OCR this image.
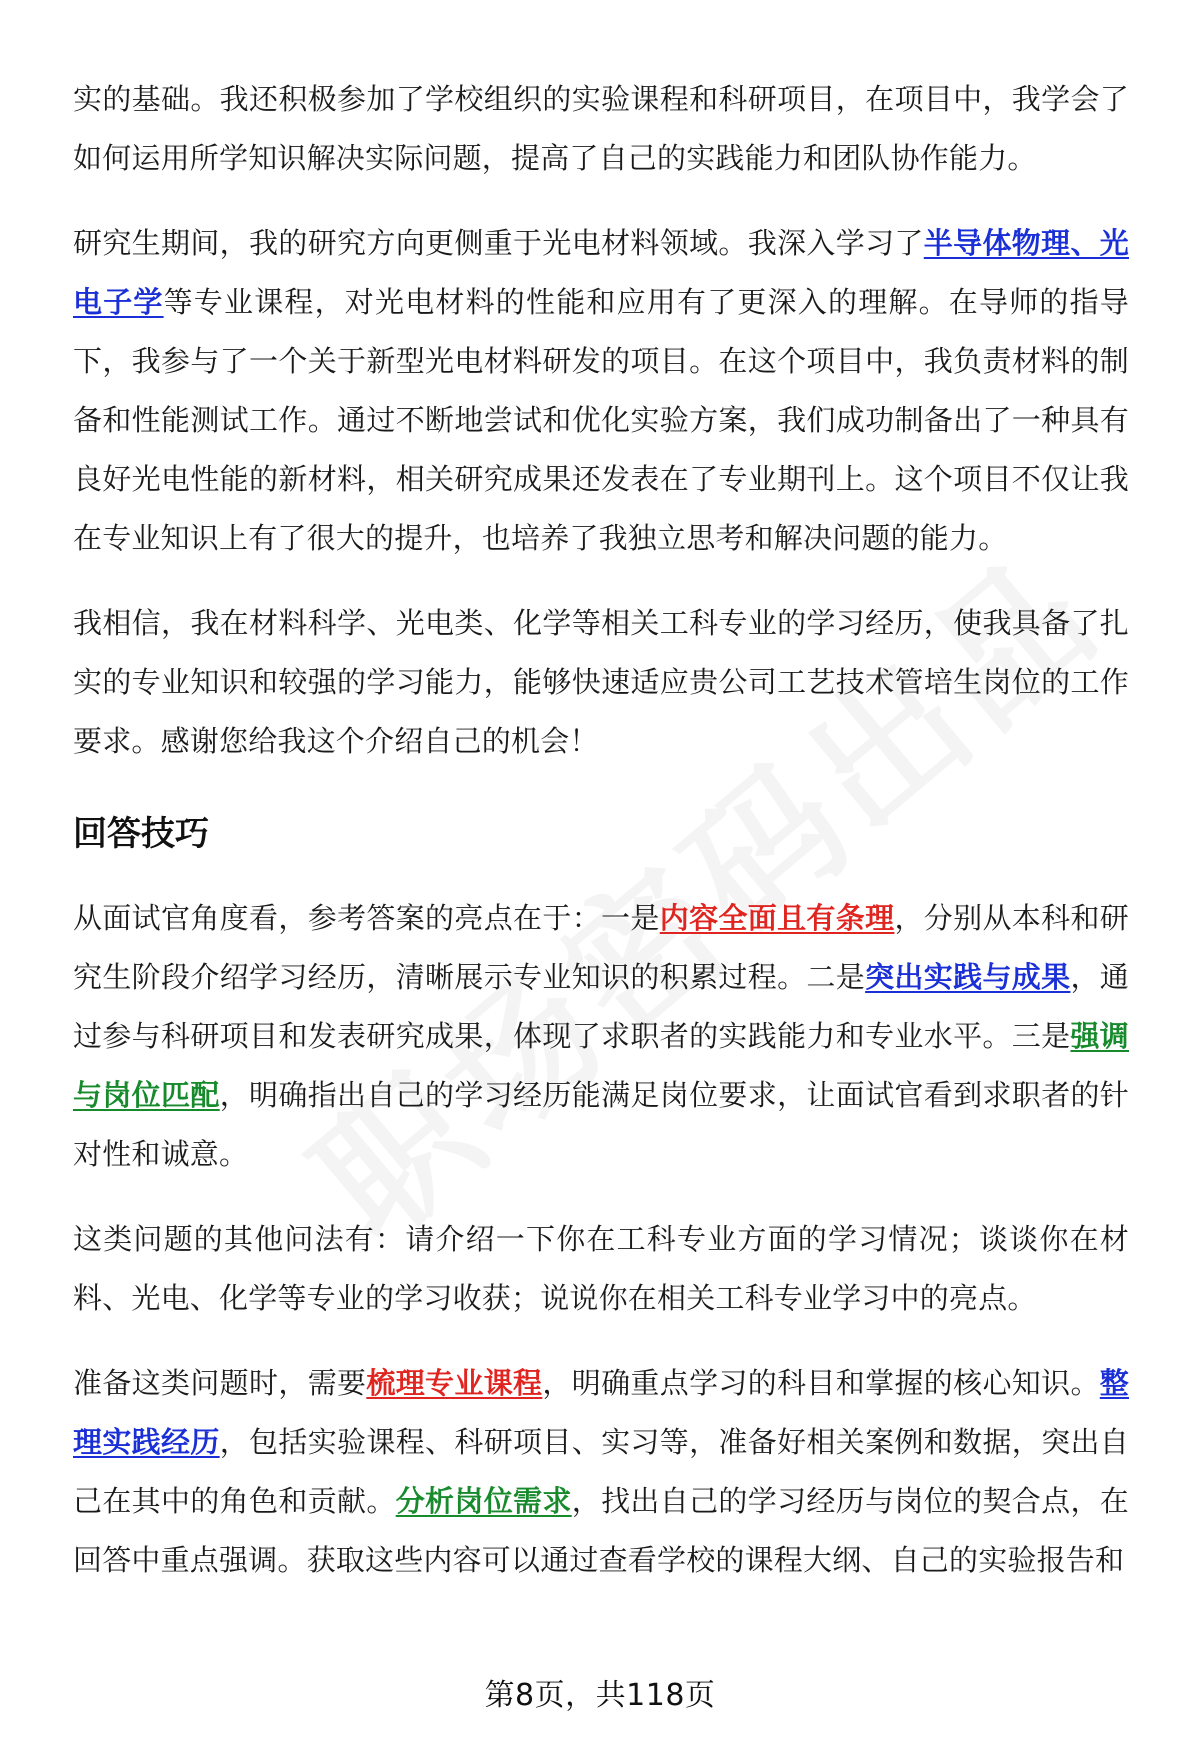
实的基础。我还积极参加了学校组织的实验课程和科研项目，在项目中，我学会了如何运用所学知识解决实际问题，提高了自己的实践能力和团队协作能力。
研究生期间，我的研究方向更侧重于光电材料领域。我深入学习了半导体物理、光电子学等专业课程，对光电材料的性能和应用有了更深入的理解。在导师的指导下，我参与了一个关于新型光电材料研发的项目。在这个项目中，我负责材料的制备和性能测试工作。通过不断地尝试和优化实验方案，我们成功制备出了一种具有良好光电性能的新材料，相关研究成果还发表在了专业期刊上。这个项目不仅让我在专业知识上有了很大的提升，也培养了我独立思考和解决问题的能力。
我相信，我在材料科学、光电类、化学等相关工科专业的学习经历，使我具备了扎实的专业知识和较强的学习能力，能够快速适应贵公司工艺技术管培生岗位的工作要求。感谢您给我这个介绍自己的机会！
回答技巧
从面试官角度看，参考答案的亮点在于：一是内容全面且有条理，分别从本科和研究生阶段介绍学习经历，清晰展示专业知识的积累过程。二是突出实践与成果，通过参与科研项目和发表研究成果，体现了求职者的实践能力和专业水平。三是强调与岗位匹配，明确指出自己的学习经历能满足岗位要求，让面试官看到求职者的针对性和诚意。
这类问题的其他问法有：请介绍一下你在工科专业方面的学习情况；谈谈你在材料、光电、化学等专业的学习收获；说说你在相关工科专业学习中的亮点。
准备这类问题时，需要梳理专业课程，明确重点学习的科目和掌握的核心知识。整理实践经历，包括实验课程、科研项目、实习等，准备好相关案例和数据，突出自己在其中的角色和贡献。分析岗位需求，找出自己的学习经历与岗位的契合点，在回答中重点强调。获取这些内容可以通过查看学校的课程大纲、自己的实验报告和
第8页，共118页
-*-
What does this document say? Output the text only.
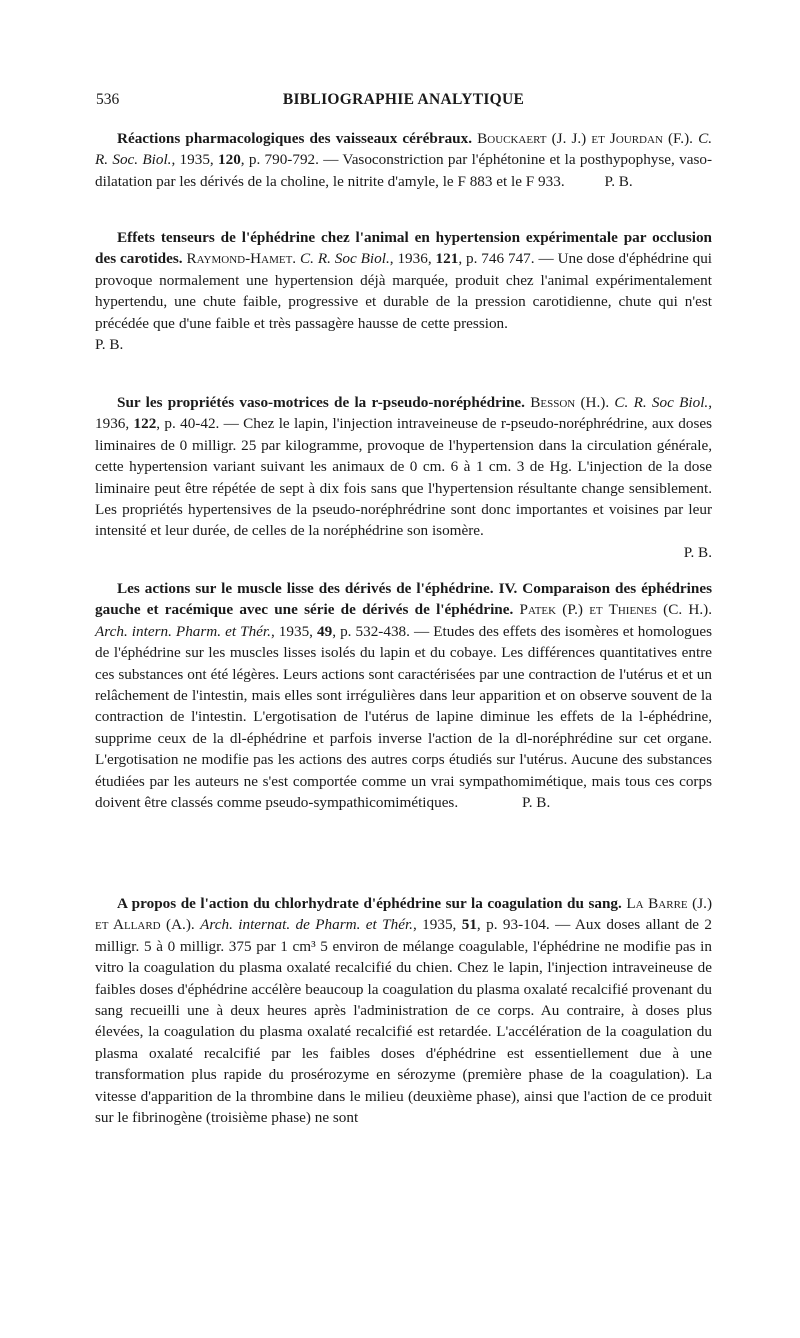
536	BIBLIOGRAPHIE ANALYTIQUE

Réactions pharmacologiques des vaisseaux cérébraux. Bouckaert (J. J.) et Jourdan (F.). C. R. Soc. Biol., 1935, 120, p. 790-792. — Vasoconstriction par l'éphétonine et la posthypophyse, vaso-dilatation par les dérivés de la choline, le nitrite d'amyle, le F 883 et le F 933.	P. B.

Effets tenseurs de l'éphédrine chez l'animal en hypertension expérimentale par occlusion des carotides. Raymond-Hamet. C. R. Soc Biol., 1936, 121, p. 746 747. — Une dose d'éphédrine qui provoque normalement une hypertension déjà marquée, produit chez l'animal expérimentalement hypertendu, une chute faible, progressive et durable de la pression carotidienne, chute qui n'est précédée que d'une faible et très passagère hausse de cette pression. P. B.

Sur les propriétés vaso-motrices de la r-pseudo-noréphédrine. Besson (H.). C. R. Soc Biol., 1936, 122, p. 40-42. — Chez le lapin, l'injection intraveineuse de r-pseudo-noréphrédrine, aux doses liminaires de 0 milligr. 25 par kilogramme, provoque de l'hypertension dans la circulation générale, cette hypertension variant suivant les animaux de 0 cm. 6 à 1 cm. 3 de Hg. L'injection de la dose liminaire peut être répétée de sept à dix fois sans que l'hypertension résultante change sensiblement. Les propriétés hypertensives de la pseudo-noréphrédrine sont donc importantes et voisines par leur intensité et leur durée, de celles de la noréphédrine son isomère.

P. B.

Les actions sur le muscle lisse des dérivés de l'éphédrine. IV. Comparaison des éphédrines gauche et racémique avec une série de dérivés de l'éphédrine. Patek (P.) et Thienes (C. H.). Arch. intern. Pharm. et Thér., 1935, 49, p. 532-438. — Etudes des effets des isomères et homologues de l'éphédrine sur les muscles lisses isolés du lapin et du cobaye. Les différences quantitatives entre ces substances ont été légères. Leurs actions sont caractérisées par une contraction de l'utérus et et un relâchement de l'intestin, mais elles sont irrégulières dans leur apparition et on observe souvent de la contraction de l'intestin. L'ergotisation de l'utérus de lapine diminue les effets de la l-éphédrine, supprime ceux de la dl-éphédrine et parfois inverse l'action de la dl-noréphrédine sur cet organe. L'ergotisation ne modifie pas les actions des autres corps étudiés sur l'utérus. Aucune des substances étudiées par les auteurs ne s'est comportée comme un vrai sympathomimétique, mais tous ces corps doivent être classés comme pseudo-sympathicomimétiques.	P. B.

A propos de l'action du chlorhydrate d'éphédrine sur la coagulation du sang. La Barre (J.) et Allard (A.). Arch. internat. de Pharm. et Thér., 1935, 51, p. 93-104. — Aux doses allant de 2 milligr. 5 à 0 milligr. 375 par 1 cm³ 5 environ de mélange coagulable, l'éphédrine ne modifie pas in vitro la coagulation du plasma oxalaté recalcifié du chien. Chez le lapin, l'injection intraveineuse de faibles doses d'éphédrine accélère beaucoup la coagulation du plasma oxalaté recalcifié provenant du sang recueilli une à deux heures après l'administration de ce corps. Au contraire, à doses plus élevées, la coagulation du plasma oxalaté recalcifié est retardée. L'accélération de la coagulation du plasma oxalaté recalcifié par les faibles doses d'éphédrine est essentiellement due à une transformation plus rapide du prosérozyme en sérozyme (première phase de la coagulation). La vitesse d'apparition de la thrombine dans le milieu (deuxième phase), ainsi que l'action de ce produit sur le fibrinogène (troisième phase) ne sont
-*-
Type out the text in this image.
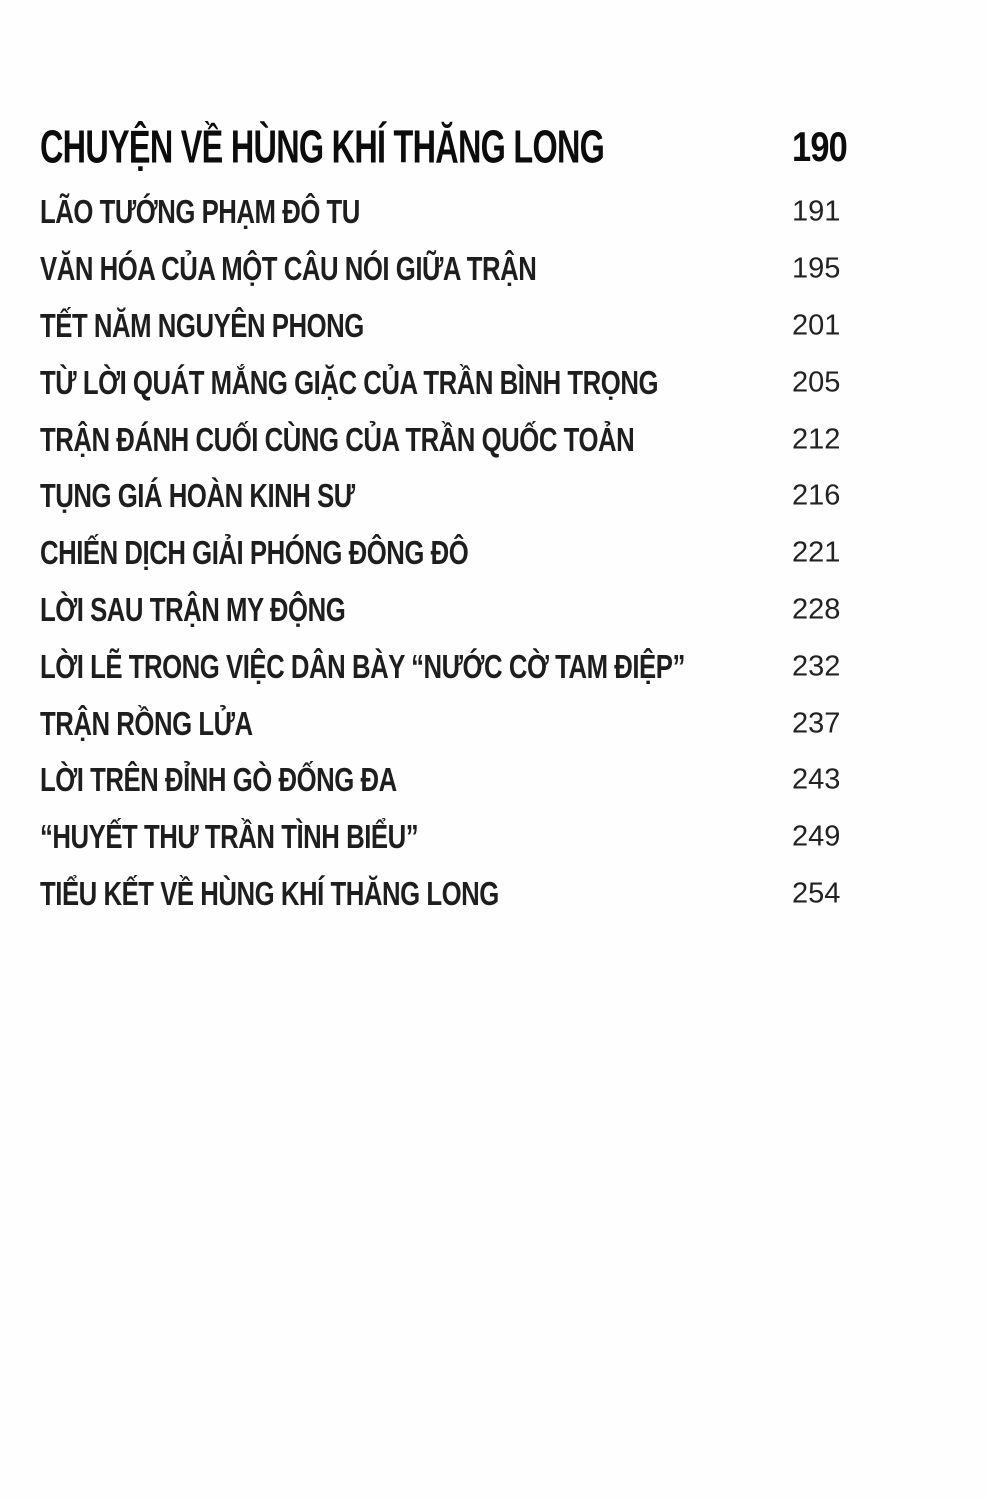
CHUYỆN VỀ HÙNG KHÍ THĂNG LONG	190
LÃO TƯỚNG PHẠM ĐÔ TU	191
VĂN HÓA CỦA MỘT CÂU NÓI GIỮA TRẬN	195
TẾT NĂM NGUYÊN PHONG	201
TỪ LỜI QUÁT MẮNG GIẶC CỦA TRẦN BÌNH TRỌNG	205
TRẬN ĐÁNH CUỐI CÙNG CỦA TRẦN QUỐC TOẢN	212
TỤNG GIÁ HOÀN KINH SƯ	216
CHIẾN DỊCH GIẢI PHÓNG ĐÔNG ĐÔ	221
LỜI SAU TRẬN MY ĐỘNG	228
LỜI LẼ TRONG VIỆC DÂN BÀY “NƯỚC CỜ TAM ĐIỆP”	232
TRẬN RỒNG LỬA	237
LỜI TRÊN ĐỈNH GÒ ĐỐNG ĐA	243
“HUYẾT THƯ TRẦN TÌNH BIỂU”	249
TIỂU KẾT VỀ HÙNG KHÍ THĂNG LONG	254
-*-
Return every line from the records above that holds the word "image".

OUTPUT:
OCR this image.
Type out the text in this image.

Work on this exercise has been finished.